[A run of records]
========================================================================
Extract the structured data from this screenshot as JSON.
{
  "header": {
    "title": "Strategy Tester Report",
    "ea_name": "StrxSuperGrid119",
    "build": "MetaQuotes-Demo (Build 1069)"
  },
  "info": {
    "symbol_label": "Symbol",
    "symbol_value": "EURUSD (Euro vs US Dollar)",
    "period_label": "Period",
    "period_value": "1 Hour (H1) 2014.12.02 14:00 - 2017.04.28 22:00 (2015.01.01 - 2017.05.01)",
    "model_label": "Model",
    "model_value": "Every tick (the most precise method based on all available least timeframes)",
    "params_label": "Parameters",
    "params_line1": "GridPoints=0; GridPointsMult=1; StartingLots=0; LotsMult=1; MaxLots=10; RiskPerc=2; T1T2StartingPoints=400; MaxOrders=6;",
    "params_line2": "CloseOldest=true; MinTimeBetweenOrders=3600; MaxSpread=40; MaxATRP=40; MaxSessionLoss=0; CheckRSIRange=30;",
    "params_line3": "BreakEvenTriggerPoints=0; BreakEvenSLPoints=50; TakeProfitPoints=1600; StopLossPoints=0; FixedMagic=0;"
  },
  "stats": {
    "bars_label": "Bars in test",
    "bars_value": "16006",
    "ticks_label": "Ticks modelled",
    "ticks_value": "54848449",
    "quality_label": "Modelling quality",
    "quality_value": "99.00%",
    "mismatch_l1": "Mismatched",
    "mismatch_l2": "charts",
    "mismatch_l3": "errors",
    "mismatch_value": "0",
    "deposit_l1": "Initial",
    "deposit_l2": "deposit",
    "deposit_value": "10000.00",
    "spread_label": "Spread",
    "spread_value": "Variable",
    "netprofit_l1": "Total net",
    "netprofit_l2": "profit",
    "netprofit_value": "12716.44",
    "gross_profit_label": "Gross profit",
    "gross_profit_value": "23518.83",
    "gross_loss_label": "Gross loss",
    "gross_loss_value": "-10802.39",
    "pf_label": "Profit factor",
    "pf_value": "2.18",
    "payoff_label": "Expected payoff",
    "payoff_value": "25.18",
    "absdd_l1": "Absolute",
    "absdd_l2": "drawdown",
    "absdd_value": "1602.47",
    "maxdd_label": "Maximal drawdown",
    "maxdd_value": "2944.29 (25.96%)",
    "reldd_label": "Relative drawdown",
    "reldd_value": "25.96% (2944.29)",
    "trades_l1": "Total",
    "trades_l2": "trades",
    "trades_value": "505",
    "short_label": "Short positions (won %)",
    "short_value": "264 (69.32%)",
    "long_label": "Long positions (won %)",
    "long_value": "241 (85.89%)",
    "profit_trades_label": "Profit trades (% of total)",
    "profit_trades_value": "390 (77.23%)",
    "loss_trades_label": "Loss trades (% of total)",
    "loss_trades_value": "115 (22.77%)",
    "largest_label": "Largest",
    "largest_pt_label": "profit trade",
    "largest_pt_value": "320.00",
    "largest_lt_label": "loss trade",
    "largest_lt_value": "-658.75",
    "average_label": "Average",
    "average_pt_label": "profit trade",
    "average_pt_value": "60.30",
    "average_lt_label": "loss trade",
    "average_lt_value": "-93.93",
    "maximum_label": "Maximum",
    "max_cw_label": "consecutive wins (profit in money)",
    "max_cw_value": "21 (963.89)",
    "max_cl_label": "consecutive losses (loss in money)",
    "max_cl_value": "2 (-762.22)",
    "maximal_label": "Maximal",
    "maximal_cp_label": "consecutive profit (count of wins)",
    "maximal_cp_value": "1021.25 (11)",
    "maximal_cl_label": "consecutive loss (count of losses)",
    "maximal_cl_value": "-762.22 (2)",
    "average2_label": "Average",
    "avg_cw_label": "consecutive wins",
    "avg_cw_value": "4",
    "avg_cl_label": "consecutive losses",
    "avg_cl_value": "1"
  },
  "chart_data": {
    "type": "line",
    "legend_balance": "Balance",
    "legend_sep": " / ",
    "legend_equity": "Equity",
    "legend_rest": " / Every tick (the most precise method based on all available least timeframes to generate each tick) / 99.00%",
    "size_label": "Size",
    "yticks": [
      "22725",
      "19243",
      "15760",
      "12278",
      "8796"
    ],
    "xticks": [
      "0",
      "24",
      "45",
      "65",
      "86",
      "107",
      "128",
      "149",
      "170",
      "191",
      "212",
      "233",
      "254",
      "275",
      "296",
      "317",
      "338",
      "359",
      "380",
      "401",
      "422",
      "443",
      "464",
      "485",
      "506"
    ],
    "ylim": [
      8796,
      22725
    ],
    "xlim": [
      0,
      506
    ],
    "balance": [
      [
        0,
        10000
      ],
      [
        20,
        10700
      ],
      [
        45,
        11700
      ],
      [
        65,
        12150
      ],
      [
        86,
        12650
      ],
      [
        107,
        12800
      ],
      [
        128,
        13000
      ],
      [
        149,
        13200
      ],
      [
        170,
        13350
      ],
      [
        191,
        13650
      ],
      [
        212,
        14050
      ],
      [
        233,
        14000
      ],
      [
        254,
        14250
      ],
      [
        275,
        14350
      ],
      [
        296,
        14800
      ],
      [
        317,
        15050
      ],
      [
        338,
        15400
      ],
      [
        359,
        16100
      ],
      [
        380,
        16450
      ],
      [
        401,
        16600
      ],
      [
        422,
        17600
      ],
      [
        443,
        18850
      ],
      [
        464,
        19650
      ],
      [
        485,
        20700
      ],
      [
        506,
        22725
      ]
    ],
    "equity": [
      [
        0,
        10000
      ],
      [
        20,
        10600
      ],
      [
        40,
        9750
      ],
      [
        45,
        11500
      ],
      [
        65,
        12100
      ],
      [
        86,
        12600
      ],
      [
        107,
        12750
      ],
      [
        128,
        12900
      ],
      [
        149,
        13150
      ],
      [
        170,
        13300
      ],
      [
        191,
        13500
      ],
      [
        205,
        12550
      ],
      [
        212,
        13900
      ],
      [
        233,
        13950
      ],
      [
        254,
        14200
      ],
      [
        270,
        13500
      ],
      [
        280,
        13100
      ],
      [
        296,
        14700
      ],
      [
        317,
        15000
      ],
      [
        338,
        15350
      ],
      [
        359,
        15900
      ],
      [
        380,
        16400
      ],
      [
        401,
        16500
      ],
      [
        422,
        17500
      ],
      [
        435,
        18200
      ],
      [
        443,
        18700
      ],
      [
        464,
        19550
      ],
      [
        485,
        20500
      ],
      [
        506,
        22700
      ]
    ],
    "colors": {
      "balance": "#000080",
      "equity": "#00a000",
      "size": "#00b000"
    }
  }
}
========================================================================
→ **Work to be completed**
Write out the full listing exactly as given.

→ **Solution to this exercise**
Extract the structured data from this screenshot as JSON.
{
  "header": {
    "title": "Strategy Tester Report",
    "ea_name": "StrxSuperGrid119",
    "build": "MetaQuotes-Demo (Build 1069)"
  },
  "info": {
    "symbol_label": "Symbol",
    "symbol_value": "EURUSD (Euro vs US Dollar)",
    "period_label": "Period",
    "period_value": "1 Hour (H1) 2014.12.02 14:00 - 2017.04.28 22:00 (2015.01.01 - 2017.05.01)",
    "model_label": "Model",
    "model_value": "Every tick (the most precise method based on all available least timeframes)",
    "params_label": "Parameters",
    "params_line1": "GridPoints=0; GridPointsMult=1; StartingLots=0; LotsMult=1; MaxLots=10; RiskPerc=2; T1T2StartingPoints=400; MaxOrders=6;",
    "params_line2": "CloseOldest=true; MinTimeBetweenOrders=3600; MaxSpread=40; MaxATRP=40; MaxSessionLoss=0; CheckRSIRange=30;",
    "params_line3": "BreakEvenTriggerPoints=0; BreakEvenSLPoints=50; TakeProfitPoints=1600; StopLossPoints=0; FixedMagic=0;"
  },
  "stats": {
    "bars_label": "Bars in test",
    "bars_value": "16006",
    "ticks_label": "Ticks modelled",
    "ticks_value": "54848449",
    "quality_label": "Modelling quality",
    "quality_value": "99.00%",
    "mismatch_l1": "Mismatched",
    "mismatch_l2": "charts",
    "mismatch_l3": "errors",
    "mismatch_value": "0",
    "deposit_l1": "Initial",
    "deposit_l2": "deposit",
    "deposit_value": "10000.00",
    "spread_label": "Spread",
    "spread_value": "Variable",
    "netprofit_l1": "Total net",
    "netprofit_l2": "profit",
    "netprofit_value": "12716.44",
    "gross_profit_label": "Gross profit",
    "gross_profit_value": "23518.83",
    "gross_loss_label": "Gross loss",
    "gross_loss_value": "-10802.39",
    "pf_label": "Profit factor",
    "pf_value": "2.18",
    "payoff_label": "Expected payoff",
    "payoff_value": "25.18",
    "absdd_l1": "Absolute",
    "absdd_l2": "drawdown",
    "absdd_value": "1602.47",
    "maxdd_label": "Maximal drawdown",
    "maxdd_value": "2944.29 (25.96%)",
    "reldd_label": "Relative drawdown",
    "reldd_value": "25.96% (2944.29)",
    "trades_l1": "Total",
    "trades_l2": "trades",
    "trades_value": "505",
    "short_label": "Short positions (won %)",
    "short_value": "264 (69.32%)",
    "long_label": "Long positions (won %)",
    "long_value": "241 (85.89%)",
    "profit_trades_label": "Profit trades (% of total)",
    "profit_trades_value": "390 (77.23%)",
    "loss_trades_label": "Loss trades (% of total)",
    "loss_trades_value": "115 (22.77%)",
    "largest_label": "Largest",
    "largest_pt_label": "profit trade",
    "largest_pt_value": "320.00",
    "largest_lt_label": "loss trade",
    "largest_lt_value": "-658.75",
    "average_label": "Average",
    "average_pt_label": "profit trade",
    "average_pt_value": "60.30",
    "average_lt_label": "loss trade",
    "average_lt_value": "-93.93",
    "maximum_label": "Maximum",
    "max_cw_label": "consecutive wins (profit in money)",
    "max_cw_value": "21 (963.89)",
    "max_cl_label": "consecutive losses (loss in money)",
    "max_cl_value": "2 (-762.22)",
    "maximal_label": "Maximal",
    "maximal_cp_label": "consecutive profit (count of wins)",
    "maximal_cp_value": "1021.25 (11)",
    "maximal_cl_label": "consecutive loss (count of losses)",
    "maximal_cl_value": "-762.22 (2)",
    "average2_label": "Average",
    "avg_cw_label": "consecutive wins",
    "avg_cw_value": "4",
    "avg_cl_label": "consecutive losses",
    "avg_cl_value": "1"
  },
  "chart_data": {
    "type": "line",
    "legend_balance": "Balance",
    "legend_sep": " / ",
    "legend_equity": "Equity",
    "legend_rest": " / Every tick (the most precise method based on all available least timeframes to generate each tick) / 99.00%",
    "size_label": "Size",
    "yticks": [
      "22725",
      "19243",
      "15760",
      "12278",
      "8796"
    ],
    "xticks": [
      "0",
      "24",
      "45",
      "65",
      "86",
      "107",
      "128",
      "149",
      "170",
      "191",
      "212",
      "233",
      "254",
      "275",
      "296",
      "317",
      "338",
      "359",
      "380",
      "401",
      "422",
      "443",
      "464",
      "485",
      "506"
    ],
    "ylim": [
      8796,
      22725
    ],
    "xlim": [
      0,
      506
    ],
    "balance": [
      [
        0,
        10000
      ],
      [
        20,
        10700
      ],
      [
        45,
        11700
      ],
      [
        65,
        12150
      ],
      [
        86,
        12650
      ],
      [
        107,
        12800
      ],
      [
        128,
        13000
      ],
      [
        149,
        13200
      ],
      [
        170,
        13350
      ],
      [
        191,
        13650
      ],
      [
        212,
        14050
      ],
      [
        233,
        14000
      ],
      [
        254,
        14250
      ],
      [
        275,
        14350
      ],
      [
        296,
        14800
      ],
      [
        317,
        15050
      ],
      [
        338,
        15400
      ],
      [
        359,
        16100
      ],
      [
        380,
        16450
      ],
      [
        401,
        16600
      ],
      [
        422,
        17600
      ],
      [
        443,
        18850
      ],
      [
        464,
        19650
      ],
      [
        485,
        20700
      ],
      [
        506,
        22725
      ]
    ],
    "equity": [
      [
        0,
        10000
      ],
      [
        20,
        10600
      ],
      [
        40,
        9750
      ],
      [
        45,
        11500
      ],
      [
        65,
        12100
      ],
      [
        86,
        12600
      ],
      [
        107,
        12750
      ],
      [
        128,
        12900
      ],
      [
        149,
        13150
      ],
      [
        170,
        13300
      ],
      [
        191,
        13500
      ],
      [
        205,
        12550
      ],
      [
        212,
        13900
      ],
      [
        233,
        13950
      ],
      [
        254,
        14200
      ],
      [
        270,
        13500
      ],
      [
        280,
        13100
      ],
      [
        296,
        14700
      ],
      [
        317,
        15000
      ],
      [
        338,
        15350
      ],
      [
        359,
        15900
      ],
      [
        380,
        16400
      ],
      [
        401,
        16500
      ],
      [
        422,
        17500
      ],
      [
        435,
        18200
      ],
      [
        443,
        18700
      ],
      [
        464,
        19550
      ],
      [
        485,
        20500
      ],
      [
        506,
        22700
      ]
    ],
    "colors": {
      "balance": "#000080",
      "equity": "#00a000",
      "size": "#00b000"
    }
  }
}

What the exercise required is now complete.